**Exercise aim:**
Give the number of lines that contain the string "Windows", please, and nothing else.

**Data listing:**
--- Begin ---
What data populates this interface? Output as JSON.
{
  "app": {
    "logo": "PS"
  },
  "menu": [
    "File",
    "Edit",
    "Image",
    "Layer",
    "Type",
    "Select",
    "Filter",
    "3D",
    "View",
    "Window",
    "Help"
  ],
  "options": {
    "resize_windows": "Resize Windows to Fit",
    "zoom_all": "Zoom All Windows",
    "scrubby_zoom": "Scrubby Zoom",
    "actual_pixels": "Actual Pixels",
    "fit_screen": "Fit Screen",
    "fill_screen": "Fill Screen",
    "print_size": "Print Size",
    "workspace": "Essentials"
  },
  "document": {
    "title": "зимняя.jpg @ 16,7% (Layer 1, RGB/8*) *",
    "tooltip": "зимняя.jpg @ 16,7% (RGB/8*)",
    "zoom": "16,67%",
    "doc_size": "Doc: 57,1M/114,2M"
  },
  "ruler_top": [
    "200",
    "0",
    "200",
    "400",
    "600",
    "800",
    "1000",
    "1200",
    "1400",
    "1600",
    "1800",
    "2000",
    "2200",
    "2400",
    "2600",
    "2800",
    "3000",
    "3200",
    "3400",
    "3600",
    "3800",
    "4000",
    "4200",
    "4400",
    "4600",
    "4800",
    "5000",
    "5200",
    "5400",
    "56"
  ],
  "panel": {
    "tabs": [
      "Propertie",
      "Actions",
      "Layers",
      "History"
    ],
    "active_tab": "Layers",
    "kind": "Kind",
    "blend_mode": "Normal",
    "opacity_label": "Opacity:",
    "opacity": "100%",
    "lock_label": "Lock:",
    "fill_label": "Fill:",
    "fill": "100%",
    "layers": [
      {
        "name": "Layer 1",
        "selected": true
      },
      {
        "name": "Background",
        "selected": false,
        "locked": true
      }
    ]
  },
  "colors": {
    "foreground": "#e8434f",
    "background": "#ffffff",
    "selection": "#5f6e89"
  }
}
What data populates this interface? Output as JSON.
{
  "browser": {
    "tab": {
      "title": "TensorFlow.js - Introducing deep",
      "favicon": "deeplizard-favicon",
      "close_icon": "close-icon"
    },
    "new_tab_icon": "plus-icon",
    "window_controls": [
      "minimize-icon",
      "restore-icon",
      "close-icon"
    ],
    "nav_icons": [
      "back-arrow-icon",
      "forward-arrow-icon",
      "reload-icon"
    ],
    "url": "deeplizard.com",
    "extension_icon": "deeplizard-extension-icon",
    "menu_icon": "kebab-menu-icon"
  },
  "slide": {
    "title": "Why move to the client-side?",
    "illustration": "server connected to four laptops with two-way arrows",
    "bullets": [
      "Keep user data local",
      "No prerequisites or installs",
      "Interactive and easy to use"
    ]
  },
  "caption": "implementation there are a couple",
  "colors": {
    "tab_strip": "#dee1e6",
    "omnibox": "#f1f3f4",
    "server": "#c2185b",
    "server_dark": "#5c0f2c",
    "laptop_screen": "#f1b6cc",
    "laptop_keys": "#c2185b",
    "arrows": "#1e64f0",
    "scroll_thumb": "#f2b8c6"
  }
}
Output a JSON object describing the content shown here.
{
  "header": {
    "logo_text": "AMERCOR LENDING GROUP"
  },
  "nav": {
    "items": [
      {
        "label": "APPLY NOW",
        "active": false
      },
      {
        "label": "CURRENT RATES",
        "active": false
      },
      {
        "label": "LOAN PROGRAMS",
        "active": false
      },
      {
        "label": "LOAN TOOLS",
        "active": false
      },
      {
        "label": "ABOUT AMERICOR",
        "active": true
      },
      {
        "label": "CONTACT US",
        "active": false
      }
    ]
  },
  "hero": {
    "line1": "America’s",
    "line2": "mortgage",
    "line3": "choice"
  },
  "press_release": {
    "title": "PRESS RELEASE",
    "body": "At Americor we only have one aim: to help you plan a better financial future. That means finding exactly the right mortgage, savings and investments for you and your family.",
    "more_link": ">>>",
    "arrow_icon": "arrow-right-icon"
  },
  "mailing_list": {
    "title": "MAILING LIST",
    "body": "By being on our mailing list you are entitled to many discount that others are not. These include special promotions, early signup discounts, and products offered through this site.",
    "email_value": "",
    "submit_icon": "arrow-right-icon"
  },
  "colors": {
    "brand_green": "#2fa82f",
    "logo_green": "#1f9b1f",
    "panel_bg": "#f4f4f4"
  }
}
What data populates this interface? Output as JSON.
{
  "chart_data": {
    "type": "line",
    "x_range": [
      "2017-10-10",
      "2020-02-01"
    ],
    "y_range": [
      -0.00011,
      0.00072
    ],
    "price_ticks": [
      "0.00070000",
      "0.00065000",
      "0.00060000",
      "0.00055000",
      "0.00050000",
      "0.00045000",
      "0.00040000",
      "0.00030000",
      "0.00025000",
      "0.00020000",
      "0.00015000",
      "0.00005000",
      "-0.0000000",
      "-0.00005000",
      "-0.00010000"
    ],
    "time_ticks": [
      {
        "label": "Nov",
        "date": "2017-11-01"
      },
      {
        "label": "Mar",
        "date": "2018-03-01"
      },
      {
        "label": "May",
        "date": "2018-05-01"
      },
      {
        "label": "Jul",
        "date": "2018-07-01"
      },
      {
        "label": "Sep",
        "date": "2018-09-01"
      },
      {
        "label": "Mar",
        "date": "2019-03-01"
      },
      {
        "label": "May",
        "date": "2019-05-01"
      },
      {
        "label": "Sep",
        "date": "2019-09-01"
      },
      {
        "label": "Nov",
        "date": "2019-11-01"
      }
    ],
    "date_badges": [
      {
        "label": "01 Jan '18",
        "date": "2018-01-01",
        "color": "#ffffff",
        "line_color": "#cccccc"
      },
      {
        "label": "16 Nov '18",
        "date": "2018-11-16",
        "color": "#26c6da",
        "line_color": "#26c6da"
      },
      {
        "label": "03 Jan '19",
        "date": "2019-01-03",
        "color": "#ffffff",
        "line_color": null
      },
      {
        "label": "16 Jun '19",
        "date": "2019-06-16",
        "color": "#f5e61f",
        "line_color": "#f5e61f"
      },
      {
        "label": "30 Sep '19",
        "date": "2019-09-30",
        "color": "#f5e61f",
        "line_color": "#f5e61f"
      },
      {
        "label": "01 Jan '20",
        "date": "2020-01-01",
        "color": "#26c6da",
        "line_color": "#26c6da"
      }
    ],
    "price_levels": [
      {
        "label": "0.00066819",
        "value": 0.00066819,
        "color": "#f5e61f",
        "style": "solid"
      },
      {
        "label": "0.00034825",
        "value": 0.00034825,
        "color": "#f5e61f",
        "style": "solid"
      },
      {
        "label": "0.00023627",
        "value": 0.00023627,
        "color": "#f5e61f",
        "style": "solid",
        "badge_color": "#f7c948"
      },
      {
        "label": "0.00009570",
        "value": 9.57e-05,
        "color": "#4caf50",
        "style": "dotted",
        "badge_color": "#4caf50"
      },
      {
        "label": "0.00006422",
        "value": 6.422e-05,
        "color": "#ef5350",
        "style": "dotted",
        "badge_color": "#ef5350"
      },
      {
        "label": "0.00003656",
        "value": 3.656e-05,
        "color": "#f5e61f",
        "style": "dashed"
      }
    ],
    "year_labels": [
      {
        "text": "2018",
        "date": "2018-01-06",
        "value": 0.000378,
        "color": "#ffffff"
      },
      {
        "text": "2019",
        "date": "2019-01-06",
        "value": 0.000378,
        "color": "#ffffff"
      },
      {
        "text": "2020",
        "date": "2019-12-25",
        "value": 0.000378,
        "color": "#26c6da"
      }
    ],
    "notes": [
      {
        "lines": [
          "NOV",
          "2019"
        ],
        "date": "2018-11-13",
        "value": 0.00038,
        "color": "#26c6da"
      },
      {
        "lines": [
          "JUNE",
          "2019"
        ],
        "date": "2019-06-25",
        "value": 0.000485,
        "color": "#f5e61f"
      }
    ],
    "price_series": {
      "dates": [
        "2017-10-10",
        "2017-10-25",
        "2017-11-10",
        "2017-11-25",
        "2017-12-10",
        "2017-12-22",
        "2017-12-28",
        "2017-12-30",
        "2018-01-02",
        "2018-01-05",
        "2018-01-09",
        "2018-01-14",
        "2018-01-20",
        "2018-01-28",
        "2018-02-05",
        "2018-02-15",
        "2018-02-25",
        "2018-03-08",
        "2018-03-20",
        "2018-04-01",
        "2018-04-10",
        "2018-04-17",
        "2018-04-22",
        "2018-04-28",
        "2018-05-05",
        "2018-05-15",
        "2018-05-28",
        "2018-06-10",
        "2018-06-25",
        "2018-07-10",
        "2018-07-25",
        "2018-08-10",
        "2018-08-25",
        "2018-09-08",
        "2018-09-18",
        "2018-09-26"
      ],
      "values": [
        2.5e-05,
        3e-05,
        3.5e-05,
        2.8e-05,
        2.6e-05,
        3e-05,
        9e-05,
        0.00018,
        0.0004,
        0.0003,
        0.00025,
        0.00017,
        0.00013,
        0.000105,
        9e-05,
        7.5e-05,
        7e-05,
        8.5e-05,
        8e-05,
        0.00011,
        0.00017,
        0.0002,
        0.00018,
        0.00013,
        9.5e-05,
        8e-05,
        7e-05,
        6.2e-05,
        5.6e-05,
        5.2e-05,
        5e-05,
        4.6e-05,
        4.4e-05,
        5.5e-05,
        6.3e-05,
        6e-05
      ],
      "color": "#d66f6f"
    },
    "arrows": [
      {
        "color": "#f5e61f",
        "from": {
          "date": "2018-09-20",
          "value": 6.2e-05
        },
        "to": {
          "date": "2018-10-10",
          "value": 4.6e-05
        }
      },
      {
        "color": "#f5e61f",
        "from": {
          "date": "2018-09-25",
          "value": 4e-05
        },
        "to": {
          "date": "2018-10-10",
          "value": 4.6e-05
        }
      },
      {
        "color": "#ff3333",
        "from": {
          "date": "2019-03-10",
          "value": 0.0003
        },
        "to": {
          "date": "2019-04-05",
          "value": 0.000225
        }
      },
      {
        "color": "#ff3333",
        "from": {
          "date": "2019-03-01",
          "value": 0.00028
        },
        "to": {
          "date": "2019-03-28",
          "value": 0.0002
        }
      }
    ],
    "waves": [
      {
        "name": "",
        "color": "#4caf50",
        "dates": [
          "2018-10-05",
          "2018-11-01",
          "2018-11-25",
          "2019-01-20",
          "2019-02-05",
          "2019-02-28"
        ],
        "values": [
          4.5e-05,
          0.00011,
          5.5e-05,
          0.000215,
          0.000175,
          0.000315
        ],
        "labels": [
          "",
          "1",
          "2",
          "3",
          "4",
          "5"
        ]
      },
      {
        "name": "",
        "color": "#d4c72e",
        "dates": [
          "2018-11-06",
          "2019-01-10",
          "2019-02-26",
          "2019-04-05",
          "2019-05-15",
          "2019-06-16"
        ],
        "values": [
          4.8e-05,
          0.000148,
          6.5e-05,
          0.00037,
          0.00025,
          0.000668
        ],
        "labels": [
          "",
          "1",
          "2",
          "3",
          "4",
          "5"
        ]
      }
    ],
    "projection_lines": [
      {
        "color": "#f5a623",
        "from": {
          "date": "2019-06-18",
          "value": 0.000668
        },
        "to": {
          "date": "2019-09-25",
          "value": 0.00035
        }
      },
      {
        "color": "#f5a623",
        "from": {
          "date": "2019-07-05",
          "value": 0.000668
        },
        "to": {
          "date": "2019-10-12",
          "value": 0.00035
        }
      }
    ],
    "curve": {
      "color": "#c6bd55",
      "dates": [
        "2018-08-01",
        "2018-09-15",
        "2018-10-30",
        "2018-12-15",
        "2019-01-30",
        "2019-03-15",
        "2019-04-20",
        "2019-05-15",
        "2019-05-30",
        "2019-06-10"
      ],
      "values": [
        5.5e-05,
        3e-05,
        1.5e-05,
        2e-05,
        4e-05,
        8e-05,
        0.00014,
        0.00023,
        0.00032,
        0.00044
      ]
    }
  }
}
--- End ---
**Reply to the task:**
2